• [Extracted text]

▼▼▼

Our study also relies on the assumption that the attending psychiatrist's clinical ratings reflect the patient's true mental state and symptomatology. In other words, the “gold standard” against which the language markers were compared is prone to the very same issues of subjectivity and reliability we sought to improve upon in our search for objective markers. If resources permitted, enlisting multiple raters with measured agreement would have strengthened the validity of clinical ratings as the “gold standard” comparison. Although this remains a limitation, we believe the assumption is generally justified given the psychiatrist is clinically experienced and completed the scales based on all the available clinical information up to that point in time during the subject's hospitalization. We also reduced bias from subjectivity by using scales which have been psychometrically validated for inter‐rater reliability.

▲▲▲

• [Exercise requirements]
(a) Answer these about the passage on the study's clinical-rating limitation:
(i) Whose clinical ratings served as the "gold standard"?
(ii) What would have strengthened the validity of those ratings if resources had permitted?
(iii) What kind of scales were used to reduce bias from subjectivity?
(b) Can you sum up the passage on the study's clinical-rating limitation in two sentences?
(c) Could you extend the passage on the study's clinical-rating limitation with a few sentences that carry on after its last one?

• [Source information]
▼▼▼

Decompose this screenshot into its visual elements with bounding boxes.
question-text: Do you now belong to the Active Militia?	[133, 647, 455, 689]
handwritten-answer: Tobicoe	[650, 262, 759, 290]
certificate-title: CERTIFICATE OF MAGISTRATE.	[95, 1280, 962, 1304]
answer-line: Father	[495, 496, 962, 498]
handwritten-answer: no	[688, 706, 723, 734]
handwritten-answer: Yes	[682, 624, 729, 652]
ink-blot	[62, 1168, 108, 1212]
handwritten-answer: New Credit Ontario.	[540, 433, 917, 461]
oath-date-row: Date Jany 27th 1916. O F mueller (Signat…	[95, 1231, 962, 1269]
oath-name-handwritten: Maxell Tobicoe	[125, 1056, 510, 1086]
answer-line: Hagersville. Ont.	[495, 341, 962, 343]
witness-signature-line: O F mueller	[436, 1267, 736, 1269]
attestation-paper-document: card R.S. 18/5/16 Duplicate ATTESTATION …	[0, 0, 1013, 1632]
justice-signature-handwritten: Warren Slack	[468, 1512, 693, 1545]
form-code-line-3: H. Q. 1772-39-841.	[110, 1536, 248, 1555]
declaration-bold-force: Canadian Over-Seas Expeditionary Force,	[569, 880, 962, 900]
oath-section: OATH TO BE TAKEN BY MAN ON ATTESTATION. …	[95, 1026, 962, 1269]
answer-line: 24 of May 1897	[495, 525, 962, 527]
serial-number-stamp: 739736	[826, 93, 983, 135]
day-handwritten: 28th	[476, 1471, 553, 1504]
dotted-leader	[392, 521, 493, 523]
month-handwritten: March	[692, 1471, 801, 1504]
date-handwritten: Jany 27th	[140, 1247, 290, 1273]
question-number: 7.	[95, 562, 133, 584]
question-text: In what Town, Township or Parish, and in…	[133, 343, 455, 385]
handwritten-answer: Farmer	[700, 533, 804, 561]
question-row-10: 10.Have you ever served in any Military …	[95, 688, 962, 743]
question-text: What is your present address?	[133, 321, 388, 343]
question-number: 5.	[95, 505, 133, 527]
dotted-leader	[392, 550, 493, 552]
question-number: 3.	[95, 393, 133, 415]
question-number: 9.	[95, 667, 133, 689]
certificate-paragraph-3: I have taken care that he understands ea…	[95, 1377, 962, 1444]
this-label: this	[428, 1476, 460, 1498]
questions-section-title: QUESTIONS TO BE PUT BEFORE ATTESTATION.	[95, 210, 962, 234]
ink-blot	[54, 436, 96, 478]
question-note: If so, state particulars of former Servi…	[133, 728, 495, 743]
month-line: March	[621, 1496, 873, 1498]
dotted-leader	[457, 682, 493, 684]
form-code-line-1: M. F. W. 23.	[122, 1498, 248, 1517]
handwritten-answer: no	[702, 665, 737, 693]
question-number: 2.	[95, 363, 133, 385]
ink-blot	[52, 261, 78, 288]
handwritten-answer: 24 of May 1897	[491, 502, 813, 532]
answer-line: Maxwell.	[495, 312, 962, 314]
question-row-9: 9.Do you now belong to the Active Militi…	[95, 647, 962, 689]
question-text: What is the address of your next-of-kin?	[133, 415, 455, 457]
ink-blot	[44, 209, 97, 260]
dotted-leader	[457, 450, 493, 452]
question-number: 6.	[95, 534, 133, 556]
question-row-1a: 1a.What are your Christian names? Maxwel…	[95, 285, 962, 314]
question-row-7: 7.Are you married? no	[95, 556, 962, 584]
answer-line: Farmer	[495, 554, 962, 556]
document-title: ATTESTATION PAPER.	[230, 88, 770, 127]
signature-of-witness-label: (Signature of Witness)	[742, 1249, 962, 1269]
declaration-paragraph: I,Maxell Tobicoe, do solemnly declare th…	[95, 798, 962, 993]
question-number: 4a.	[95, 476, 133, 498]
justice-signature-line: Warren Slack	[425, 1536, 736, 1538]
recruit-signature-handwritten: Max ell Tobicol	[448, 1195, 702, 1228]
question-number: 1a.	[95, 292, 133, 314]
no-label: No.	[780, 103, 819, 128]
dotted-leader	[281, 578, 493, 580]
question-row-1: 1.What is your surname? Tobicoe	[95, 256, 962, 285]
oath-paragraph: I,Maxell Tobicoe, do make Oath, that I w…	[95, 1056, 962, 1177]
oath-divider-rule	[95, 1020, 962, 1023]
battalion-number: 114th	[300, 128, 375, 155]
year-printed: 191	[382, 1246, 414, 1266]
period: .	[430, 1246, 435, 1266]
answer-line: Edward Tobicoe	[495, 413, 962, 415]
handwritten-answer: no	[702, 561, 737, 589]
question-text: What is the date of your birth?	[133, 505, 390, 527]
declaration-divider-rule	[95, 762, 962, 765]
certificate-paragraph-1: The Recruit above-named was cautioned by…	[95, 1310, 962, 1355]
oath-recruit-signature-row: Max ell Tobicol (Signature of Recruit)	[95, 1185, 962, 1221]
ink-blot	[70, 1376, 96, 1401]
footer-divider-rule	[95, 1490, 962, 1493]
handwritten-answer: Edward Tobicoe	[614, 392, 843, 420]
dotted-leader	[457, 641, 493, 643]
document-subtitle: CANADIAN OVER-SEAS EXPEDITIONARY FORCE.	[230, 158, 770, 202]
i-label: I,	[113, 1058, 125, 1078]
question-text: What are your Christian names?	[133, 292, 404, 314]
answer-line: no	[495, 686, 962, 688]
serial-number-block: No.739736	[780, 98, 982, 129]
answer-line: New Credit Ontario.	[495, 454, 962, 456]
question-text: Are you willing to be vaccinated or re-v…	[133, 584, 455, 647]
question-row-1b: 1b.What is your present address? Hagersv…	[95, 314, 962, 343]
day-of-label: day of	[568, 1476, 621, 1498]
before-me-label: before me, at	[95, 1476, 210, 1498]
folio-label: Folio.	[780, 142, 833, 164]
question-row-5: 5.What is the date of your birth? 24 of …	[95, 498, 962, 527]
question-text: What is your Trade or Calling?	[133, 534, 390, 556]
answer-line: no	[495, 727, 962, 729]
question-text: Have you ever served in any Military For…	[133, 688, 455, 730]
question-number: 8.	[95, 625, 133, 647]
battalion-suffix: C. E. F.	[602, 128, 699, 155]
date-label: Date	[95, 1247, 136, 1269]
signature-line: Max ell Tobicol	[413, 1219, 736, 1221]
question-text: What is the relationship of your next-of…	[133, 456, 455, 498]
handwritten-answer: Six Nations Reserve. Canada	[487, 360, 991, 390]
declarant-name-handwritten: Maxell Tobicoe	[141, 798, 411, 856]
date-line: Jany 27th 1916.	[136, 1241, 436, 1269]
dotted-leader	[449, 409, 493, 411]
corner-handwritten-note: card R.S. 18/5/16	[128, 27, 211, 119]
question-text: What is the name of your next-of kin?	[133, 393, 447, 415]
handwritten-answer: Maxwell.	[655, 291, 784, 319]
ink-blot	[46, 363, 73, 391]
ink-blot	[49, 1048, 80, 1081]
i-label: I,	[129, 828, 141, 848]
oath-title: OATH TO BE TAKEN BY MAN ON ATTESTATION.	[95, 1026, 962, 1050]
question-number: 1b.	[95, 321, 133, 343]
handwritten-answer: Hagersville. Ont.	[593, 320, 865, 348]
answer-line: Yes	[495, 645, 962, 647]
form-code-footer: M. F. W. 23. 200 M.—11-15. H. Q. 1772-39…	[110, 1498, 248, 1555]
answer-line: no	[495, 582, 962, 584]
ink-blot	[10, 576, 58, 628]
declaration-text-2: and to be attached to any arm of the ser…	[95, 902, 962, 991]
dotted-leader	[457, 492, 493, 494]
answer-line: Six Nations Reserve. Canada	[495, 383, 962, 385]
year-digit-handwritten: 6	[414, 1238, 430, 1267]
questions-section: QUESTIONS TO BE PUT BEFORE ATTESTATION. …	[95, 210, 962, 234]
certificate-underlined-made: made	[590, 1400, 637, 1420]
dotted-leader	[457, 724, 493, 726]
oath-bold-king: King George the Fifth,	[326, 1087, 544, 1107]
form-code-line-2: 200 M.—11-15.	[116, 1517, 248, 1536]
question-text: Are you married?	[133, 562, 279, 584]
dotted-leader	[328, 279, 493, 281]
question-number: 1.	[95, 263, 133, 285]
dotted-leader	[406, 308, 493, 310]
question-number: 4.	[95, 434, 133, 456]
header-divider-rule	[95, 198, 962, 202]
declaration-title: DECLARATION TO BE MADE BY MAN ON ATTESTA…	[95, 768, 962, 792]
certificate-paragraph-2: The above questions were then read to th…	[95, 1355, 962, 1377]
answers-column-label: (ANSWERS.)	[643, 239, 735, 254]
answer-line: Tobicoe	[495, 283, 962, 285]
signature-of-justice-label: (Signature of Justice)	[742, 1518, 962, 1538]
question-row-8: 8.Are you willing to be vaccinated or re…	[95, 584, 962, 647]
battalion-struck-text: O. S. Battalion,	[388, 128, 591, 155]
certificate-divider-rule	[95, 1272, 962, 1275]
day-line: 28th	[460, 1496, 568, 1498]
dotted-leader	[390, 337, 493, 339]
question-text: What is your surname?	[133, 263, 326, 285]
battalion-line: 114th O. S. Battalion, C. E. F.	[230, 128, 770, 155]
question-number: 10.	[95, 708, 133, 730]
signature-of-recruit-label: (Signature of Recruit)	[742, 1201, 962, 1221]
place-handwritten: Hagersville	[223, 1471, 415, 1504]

▲▲▲

• [Solved tasks]
(a)
(i) The attending psychiatrist's.
(ii) Enlisting multiple raters with measured agreement.
(iii) Scales psychometrically validated for inter-rater reliability.

(b) The study assumed that the attending psychiatrist's clinical ratings reflected patients' true mental state, even though this "gold standard" shares the subjectivity and reliability problems the language markers were meant to overcome, and multiple raters with measured agreement would have strengthened it. The authors consider the assumption generally justified because the psychiatrist was clinically experienced and used all available clinical information, and they reduced bias by using scales psychometrically validated for inter-rater reliability.

(c)
In terms of other limitations, our method used third‐party manual transcription services to translate speech recordings into text for analysis. In practice, this would pose a cost prohibitive barrier and administrative burden for implementation in routine assessments. However, with advances in speech‐to‐text software, this step could be automated for real‐time, point‐of‐care language testing and scoring. Direct analysis of the speech audio itself could also be valuable for non‐verbal speech cues, such as pitch, tone, vocal inflection, and pause duration. These are often important aspects of mental status examination, and several studies have shown that non‐verbal speech measures can be applied to accurately quantify negative symptoms (
34,
35,
36). Therefore, combining acoustic and linguistic components might allow for better predictive power in our empirical tests.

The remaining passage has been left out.